### [PROBLEM STATEMENT]
The listing below should be printed exactly, every line of it. Skip the pictures.

### [EXCERPTED DATA]
......
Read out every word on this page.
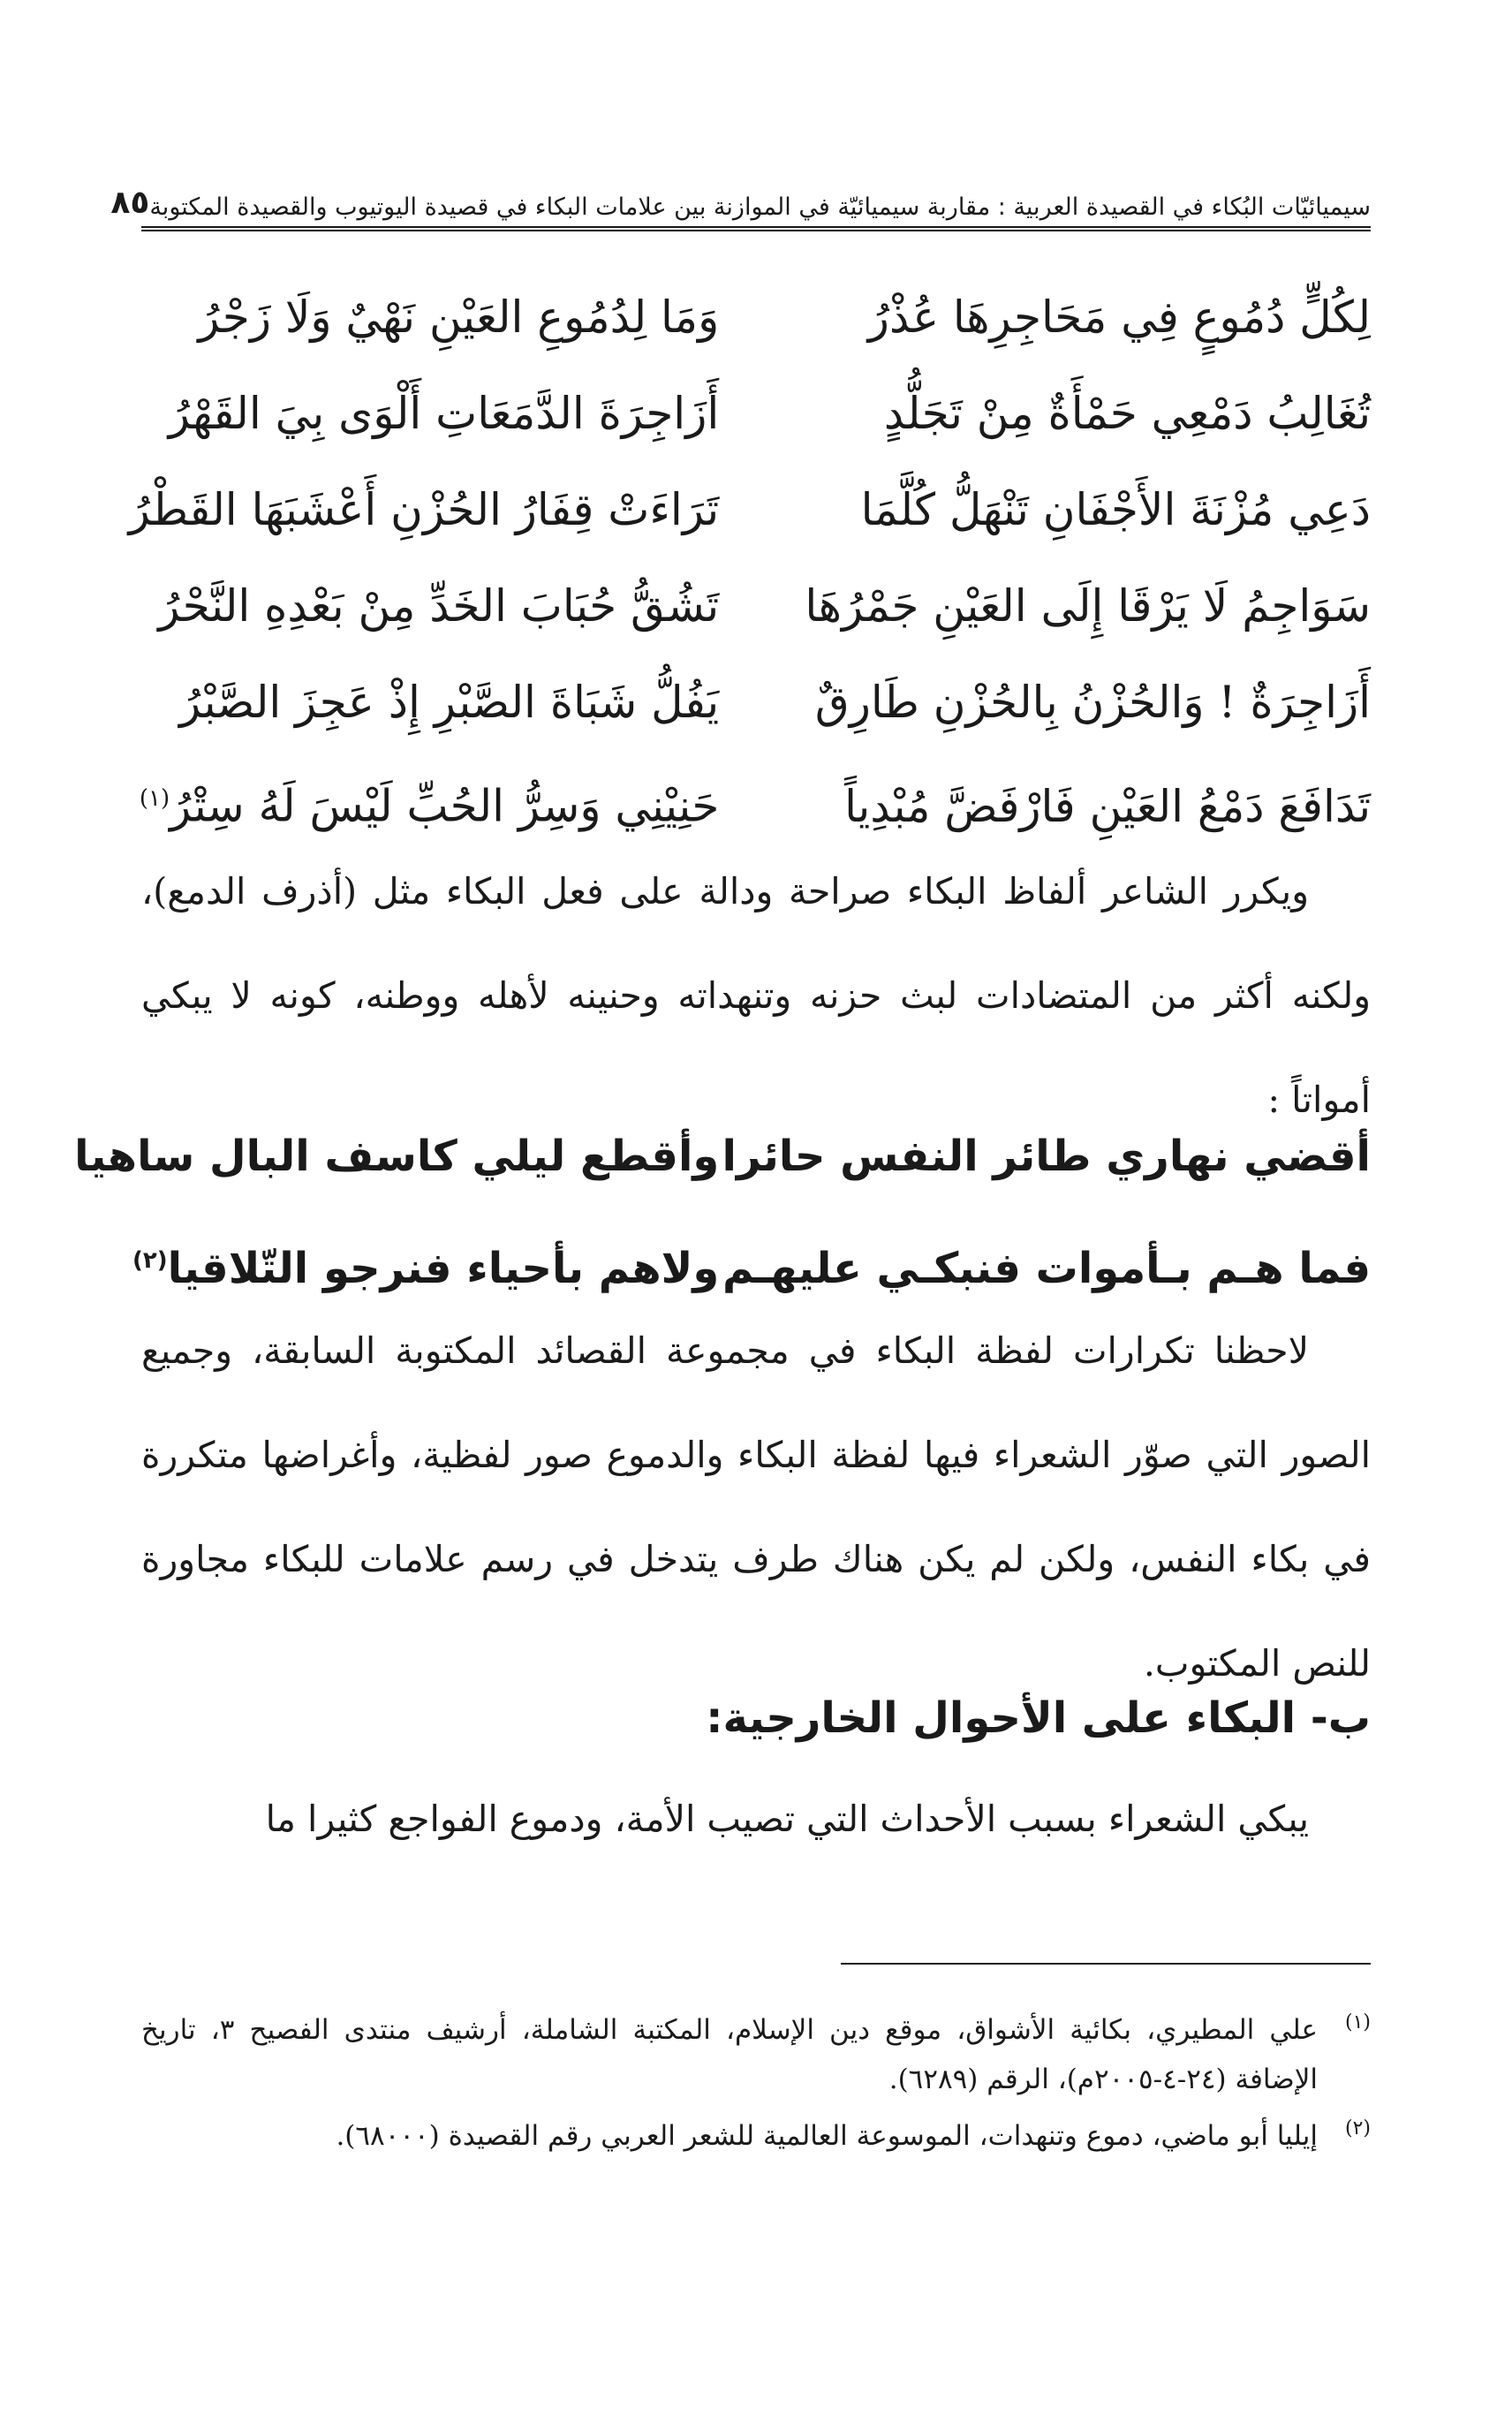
سيميائيّات البُكاء في القصيدة العربية : مقاربة سيميائيّة في الموازنة بين علامات البكاء في قصيدة اليوتيوب والقصيدة المكتوبة
٨٥
لِكُلٍّ دُمُوعٍ فِي مَحَاجِرِهَا عُذْرُ
وَمَا لِدُمُوعِ العَيْنِ نَهْيٌ وَلَا زَجْرُ
تُغَالِبُ دَمْعِي حَمْأَةٌ مِنْ تَجَلُّدٍ
أَزَاجِرَةَ الدَّمَعَاتِ أَلْوَى بِيَ القَهْرُ
دَعِي مُزْنَةَ الأَجْفَانِ تَنْهَلُّ كُلَّمَا
تَرَاءَتْ قِفَارُ الحُزْنِ أَعْشَبَهَا القَطْرُ
سَوَاجِمُ لَا يَرْقَا إِلَى العَيْنِ جَمْرُهَا
تَشُقُّ حُبَابَ الخَدِّ مِنْ بَعْدِهِ النَّحْرُ
أَزَاجِرَةٌ ! وَالحُزْنُ بِالحُزْنِ طَارِقٌ
يَفُلُّ شَبَاةَ الصَّبْرِ إِذْ عَجِزَ الصَّبْرُ
تَدَافَعَ دَمْعُ العَيْنِ فَارْفَضَّ مُبْدِياً
حَنِيْنِي وَسِرُّ الحُبِّ لَيْسَ لَهُ سِتْرُ$^{(١)}$

ويكرر الشاعر ألفاظ البكاء صراحة ودالة على فعل البكاء مثل (أذرف الدمع)، ولكنه أكثر من المتضادات لبث حزنه وتنهداته وحنينه لأهله ووطنه، كونه لا يبكي أمواتاً :

أقضي نهاري طائر النفس حائرا
وأقطع ليلي كاسف البال ساهيا
فما هـم بـأموات فنبكـي عليهـم
ولاهم بأحياء فنرجو التّلاقيا$^{(٢)}$

لاحظنا تكرارات لفظة البكاء في مجموعة القصائد المكتوبة السابقة، وجميع الصور التي صوّر الشعراء فيها لفظة البكاء والدموع صور لفظية، وأغراضها متكررة في بكاء النفس، ولكن لم يكن هناك طرف يتدخل في رسم علامات للبكاء مجاورة للنص المكتوب.

ب- البكاء على الأحوال الخارجية:

يبكي الشعراء بسبب الأحداث التي تصيب الأمة، ودموع الفواجع كثيرا ما

(١)
علي المطيري، بكائية الأشواق، موقع دين الإسلام، المكتبة الشاملة، أرشيف منتدى الفصيح ٣، تاريخ الإضافة (٢٤-٤-٢٠٠٥م)، الرقم (٦٢٨٩).
(٢)
إيليا أبو ماضي، دموع وتنهدات، الموسوعة العالمية للشعر العربي رقم القصيدة (٦٨٠٠٠).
......
### [CORRECT RESPONSE]
Read out every word on this page.
سيميائيّات البُكاء في القصيدة العربية : مقاربة سيميائيّة في الموازنة بين علامات البكاء في قصيدة اليوتيوب والقصيدة المكتوبة
٨٥
لِكُلٍّ دُمُوعٍ فِي مَحَاجِرِهَا عُذْرُ
وَمَا لِدُمُوعِ العَيْنِ نَهْيٌ وَلَا زَجْرُ
تُغَالِبُ دَمْعِي حَمْأَةٌ مِنْ تَجَلُّدٍ
أَزَاجِرَةَ الدَّمَعَاتِ أَلْوَى بِيَ القَهْرُ
دَعِي مُزْنَةَ الأَجْفَانِ تَنْهَلُّ كُلَّمَا
تَرَاءَتْ قِفَارُ الحُزْنِ أَعْشَبَهَا القَطْرُ
سَوَاجِمُ لَا يَرْقَا إِلَى العَيْنِ جَمْرُهَا
تَشُقُّ حُبَابَ الخَدِّ مِنْ بَعْدِهِ النَّحْرُ
أَزَاجِرَةٌ ! وَالحُزْنُ بِالحُزْنِ طَارِقٌ
يَفُلُّ شَبَاةَ الصَّبْرِ إِذْ عَجِزَ الصَّبْرُ
تَدَافَعَ دَمْعُ العَيْنِ فَارْفَضَّ مُبْدِياً
حَنِيْنِي وَسِرُّ الحُبِّ لَيْسَ لَهُ سِتْرُ$^{(١)}$

ويكرر الشاعر ألفاظ البكاء صراحة ودالة على فعل البكاء مثل (أذرف الدمع)، ولكنه أكثر من المتضادات لبث حزنه وتنهداته وحنينه لأهله ووطنه، كونه لا يبكي أمواتاً :

أقضي نهاري طائر النفس حائرا
وأقطع ليلي كاسف البال ساهيا
فما هـم بـأموات فنبكـي عليهـم
ولاهم بأحياء فنرجو التّلاقيا$^{(٢)}$

لاحظنا تكرارات لفظة البكاء في مجموعة القصائد المكتوبة السابقة، وجميع الصور التي صوّر الشعراء فيها لفظة البكاء والدموع صور لفظية، وأغراضها متكررة في بكاء النفس، ولكن لم يكن هناك طرف يتدخل في رسم علامات للبكاء مجاورة للنص المكتوب.

ب- البكاء على الأحوال الخارجية:

يبكي الشعراء بسبب الأحداث التي تصيب الأمة، ودموع الفواجع كثيرا ما

(١)
علي المطيري، بكائية الأشواق، موقع دين الإسلام، المكتبة الشاملة، أرشيف منتدى الفصيح ٣، تاريخ الإضافة (٢٤-٤-٢٠٠٥م)، الرقم (٦٢٨٩).
(٢)
إيليا أبو ماضي، دموع وتنهدات، الموسوعة العالمية للشعر العربي رقم القصيدة (٦٨٠٠٠).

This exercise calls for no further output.